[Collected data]
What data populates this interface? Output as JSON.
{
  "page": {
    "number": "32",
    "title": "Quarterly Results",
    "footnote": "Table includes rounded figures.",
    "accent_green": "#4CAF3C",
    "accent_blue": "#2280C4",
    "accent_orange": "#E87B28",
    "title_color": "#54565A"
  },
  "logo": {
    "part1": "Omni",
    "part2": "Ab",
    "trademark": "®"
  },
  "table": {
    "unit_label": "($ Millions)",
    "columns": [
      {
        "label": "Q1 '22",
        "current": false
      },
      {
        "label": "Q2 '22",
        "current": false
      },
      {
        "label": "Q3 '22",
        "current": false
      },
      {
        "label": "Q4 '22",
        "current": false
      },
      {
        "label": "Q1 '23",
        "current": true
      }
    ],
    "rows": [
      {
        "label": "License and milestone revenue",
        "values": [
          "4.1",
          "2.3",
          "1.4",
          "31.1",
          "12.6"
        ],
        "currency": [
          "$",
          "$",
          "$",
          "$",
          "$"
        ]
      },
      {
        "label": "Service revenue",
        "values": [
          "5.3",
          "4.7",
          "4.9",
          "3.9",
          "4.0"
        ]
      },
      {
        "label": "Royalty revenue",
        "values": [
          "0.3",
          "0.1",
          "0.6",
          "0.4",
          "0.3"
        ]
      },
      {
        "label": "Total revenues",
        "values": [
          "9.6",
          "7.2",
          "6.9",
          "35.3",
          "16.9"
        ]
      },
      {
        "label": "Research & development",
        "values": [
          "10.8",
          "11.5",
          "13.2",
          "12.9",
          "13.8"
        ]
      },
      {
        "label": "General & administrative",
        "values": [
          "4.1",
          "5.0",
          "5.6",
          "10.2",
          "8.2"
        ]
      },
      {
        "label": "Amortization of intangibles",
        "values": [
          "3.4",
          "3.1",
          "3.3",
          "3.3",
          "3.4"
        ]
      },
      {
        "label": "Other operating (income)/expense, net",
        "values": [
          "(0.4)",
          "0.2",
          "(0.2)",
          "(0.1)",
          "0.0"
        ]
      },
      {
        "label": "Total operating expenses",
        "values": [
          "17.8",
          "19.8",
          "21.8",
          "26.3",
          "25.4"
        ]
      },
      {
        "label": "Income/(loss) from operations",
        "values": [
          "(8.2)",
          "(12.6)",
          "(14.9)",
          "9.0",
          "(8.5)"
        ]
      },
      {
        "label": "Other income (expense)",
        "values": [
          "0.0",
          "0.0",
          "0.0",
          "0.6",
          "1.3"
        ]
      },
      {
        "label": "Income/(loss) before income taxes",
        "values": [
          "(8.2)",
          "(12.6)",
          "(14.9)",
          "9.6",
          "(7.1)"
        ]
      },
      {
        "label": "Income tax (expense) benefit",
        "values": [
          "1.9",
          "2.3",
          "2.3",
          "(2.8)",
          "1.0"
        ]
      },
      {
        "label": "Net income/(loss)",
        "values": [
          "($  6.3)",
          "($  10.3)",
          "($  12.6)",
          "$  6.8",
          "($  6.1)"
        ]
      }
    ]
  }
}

== Written task ==
Take the entries above and transcribe them exactly.

== Task output ==
What data populates this interface? Output as JSON.
{
  "page": {
    "number": "32",
    "title": "Quarterly Results",
    "footnote": "Table includes rounded figures.",
    "accent_green": "#4CAF3C",
    "accent_blue": "#2280C4",
    "accent_orange": "#E87B28",
    "title_color": "#54565A"
  },
  "logo": {
    "part1": "Omni",
    "part2": "Ab",
    "trademark": "®"
  },
  "table": {
    "unit_label": "($ Millions)",
    "columns": [
      {
        "label": "Q1 '22",
        "current": false
      },
      {
        "label": "Q2 '22",
        "current": false
      },
      {
        "label": "Q3 '22",
        "current": false
      },
      {
        "label": "Q4 '22",
        "current": false
      },
      {
        "label": "Q1 '23",
        "current": true
      }
    ],
    "rows": [
      {
        "label": "License and milestone revenue",
        "values": [
          "4.1",
          "2.3",
          "1.4",
          "31.1",
          "12.6"
        ],
        "currency": [
          "$",
          "$",
          "$",
          "$",
          "$"
        ]
      },
      {
        "label": "Service revenue",
        "values": [
          "5.3",
          "4.7",
          "4.9",
          "3.9",
          "4.0"
        ]
      },
      {
        "label": "Royalty revenue",
        "values": [
          "0.3",
          "0.1",
          "0.6",
          "0.4",
          "0.3"
        ]
      },
      {
        "label": "Total revenues",
        "values": [
          "9.6",
          "7.2",
          "6.9",
          "35.3",
          "16.9"
        ]
      },
      {
        "label": "Research & development",
        "values": [
          "10.8",
          "11.5",
          "13.2",
          "12.9",
          "13.8"
        ]
      },
      {
        "label": "General & administrative",
        "values": [
          "4.1",
          "5.0",
          "5.6",
          "10.2",
          "8.2"
        ]
      },
      {
        "label": "Amortization of intangibles",
        "values": [
          "3.4",
          "3.1",
          "3.3",
          "3.3",
          "3.4"
        ]
      },
      {
        "label": "Other operating (income)/expense, net",
        "values": [
          "(0.4)",
          "0.2",
          "(0.2)",
          "(0.1)",
          "0.0"
        ]
      },
      {
        "label": "Total operating expenses",
        "values": [
          "17.8",
          "19.8",
          "21.8",
          "26.3",
          "25.4"
        ]
      },
      {
        "label": "Income/(loss) from operations",
        "values": [
          "(8.2)",
          "(12.6)",
          "(14.9)",
          "9.0",
          "(8.5)"
        ]
      },
      {
        "label": "Other income (expense)",
        "values": [
          "0.0",
          "0.0",
          "0.0",
          "0.6",
          "1.3"
        ]
      },
      {
        "label": "Income/(loss) before income taxes",
        "values": [
          "(8.2)",
          "(12.6)",
          "(14.9)",
          "9.6",
          "(7.1)"
        ]
      },
      {
        "label": "Income tax (expense) benefit",
        "values": [
          "1.9",
          "2.3",
          "2.3",
          "(2.8)",
          "1.0"
        ]
      },
      {
        "label": "Net income/(loss)",
        "values": [
          "($  6.3)",
          "($  10.3)",
          "($  12.6)",
          "$  6.8",
          "($  6.1)"
        ]
      }
    ]
  }
}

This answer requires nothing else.